— START OF MATERIAL FOR THIS EXERCISE —

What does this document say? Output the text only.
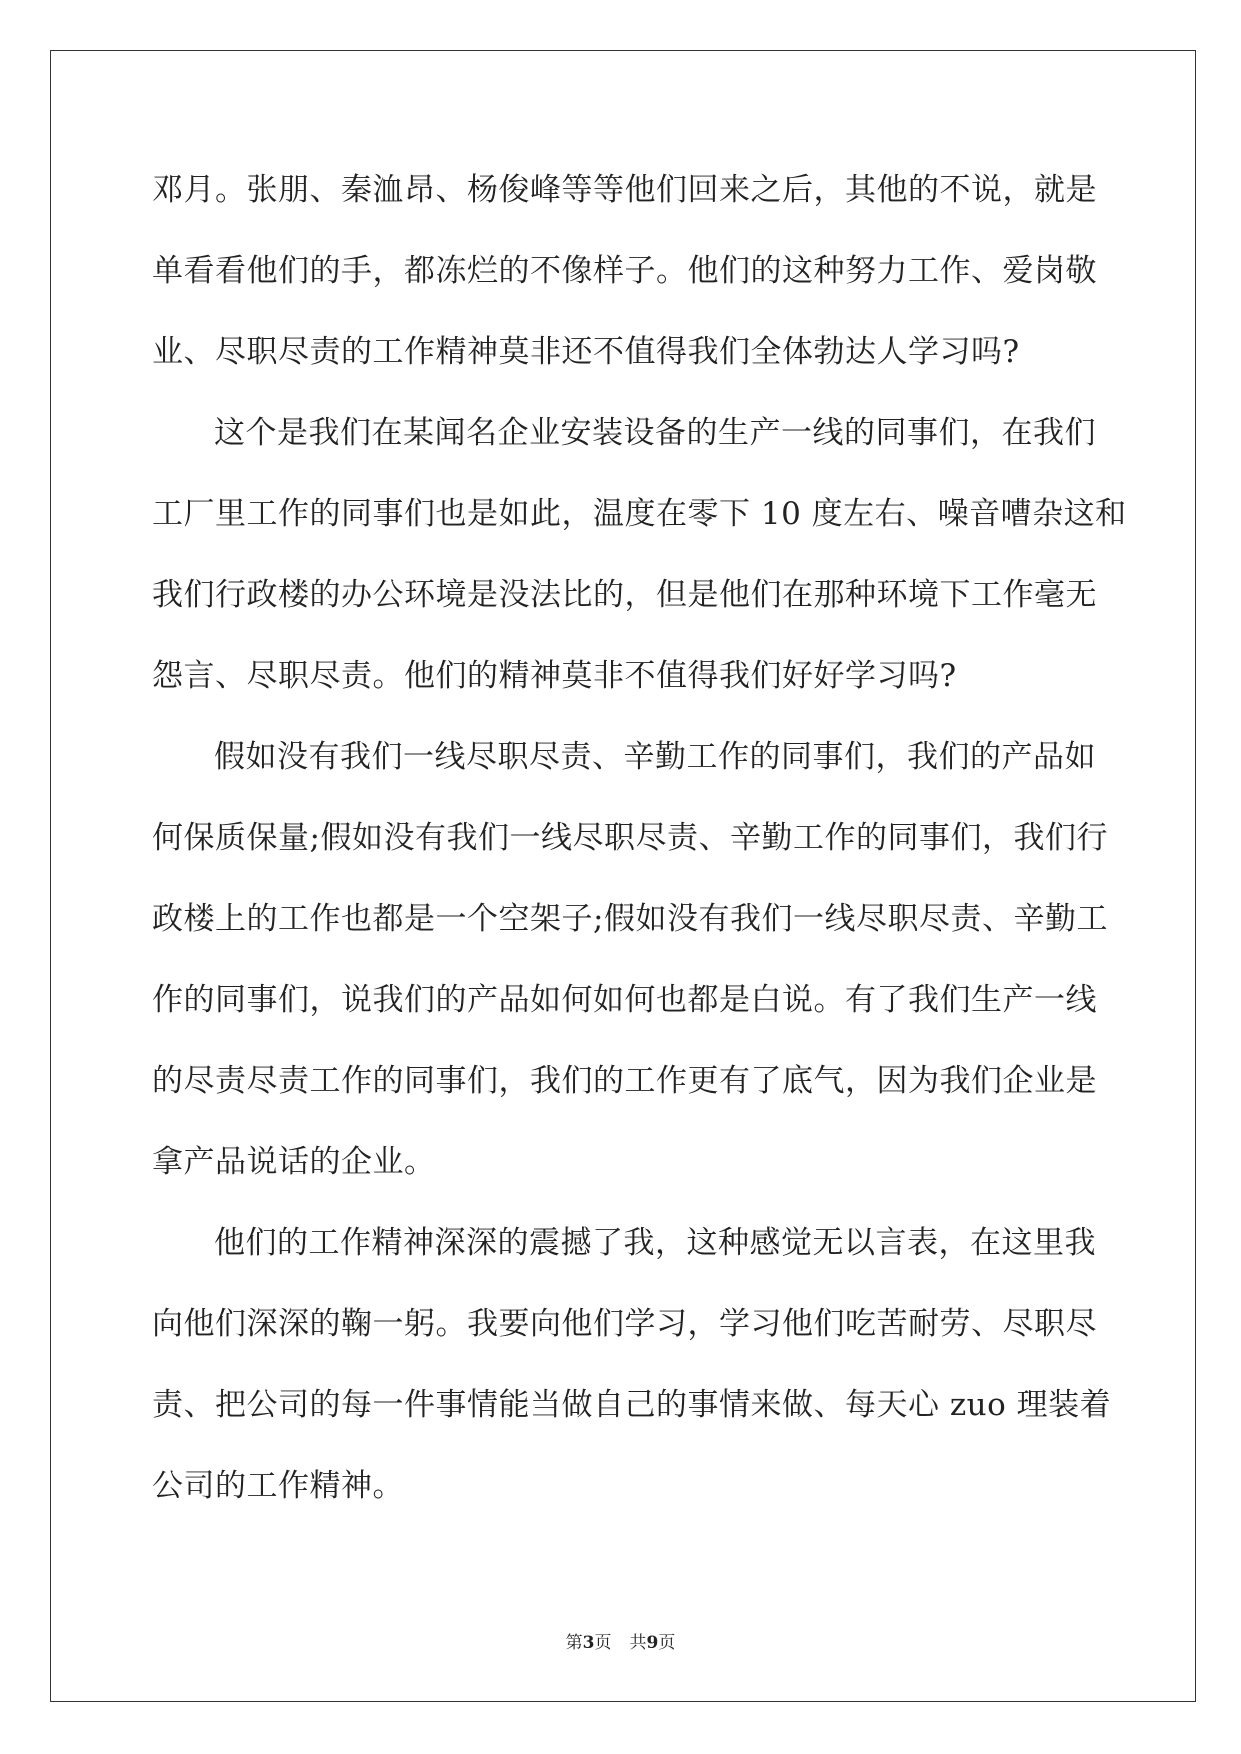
邓月。张朋、秦洫昂、杨俊峰等等他们回来之后，其他的不说，就是
单看看他们的手，都冻烂的不像样子。他们的这种努力工作、爱岗敬
业、尽职尽责的工作精神莫非还不值得我们全体勃达人学习吗?
这个是我们在某闻名企业安装设备的生产一线的同事们，在我们
工厂里工作的同事们也是如此，温度在零下 10 度左右、噪音嘈杂这和
我们行政楼的办公环境是没法比的，但是他们在那种环境下工作毫无
怨言、尽职尽责。他们的精神莫非不值得我们好好学习吗?
假如没有我们一线尽职尽责、辛勤工作的同事们，我们的产品如
何保质保量;假如没有我们一线尽职尽责、辛勤工作的同事们，我们行
政楼上的工作也都是一个空架子;假如没有我们一线尽职尽责、辛勤工
作的同事们，说我们的产品如何如何也都是白说。有了我们生产一线
的尽责尽责工作的同事们，我们的工作更有了底气，因为我们企业是
拿产品说话的企业。
他们的工作精神深深的震撼了我，这种感觉无以言表，在这里我
向他们深深的鞠一躬。我要向他们学习，学习他们吃苦耐劳、尽职尽
责、把公司的每一件事情能当做自己的事情来做、每天心 zuo 理装着
公司的工作精神。
第3页 共9页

— END OF MATERIAL FOR THIS EXERCISE —

◆ EXERCISE GOAL ◆
Omit the pictures. Output every record above word for word.

◆ WRITTEN SOLUTION ◆
What does this document say? Output the text only.
邓月。张朋、秦洫昂、杨俊峰等等他们回来之后，其他的不说，就是
单看看他们的手，都冻烂的不像样子。他们的这种努力工作、爱岗敬
业、尽职尽责的工作精神莫非还不值得我们全体勃达人学习吗?
这个是我们在某闻名企业安装设备的生产一线的同事们，在我们
工厂里工作的同事们也是如此，温度在零下 10 度左右、噪音嘈杂这和
我们行政楼的办公环境是没法比的，但是他们在那种环境下工作毫无
怨言、尽职尽责。他们的精神莫非不值得我们好好学习吗?
假如没有我们一线尽职尽责、辛勤工作的同事们，我们的产品如
何保质保量;假如没有我们一线尽职尽责、辛勤工作的同事们，我们行
政楼上的工作也都是一个空架子;假如没有我们一线尽职尽责、辛勤工
作的同事们，说我们的产品如何如何也都是白说。有了我们生产一线
的尽责尽责工作的同事们，我们的工作更有了底气，因为我们企业是
拿产品说话的企业。
他们的工作精神深深的震撼了我，这种感觉无以言表，在这里我
向他们深深的鞠一躬。我要向他们学习，学习他们吃苦耐劳、尽职尽
责、把公司的每一件事情能当做自己的事情来做、每天心 zuo 理装着
公司的工作精神。
第3页 共9页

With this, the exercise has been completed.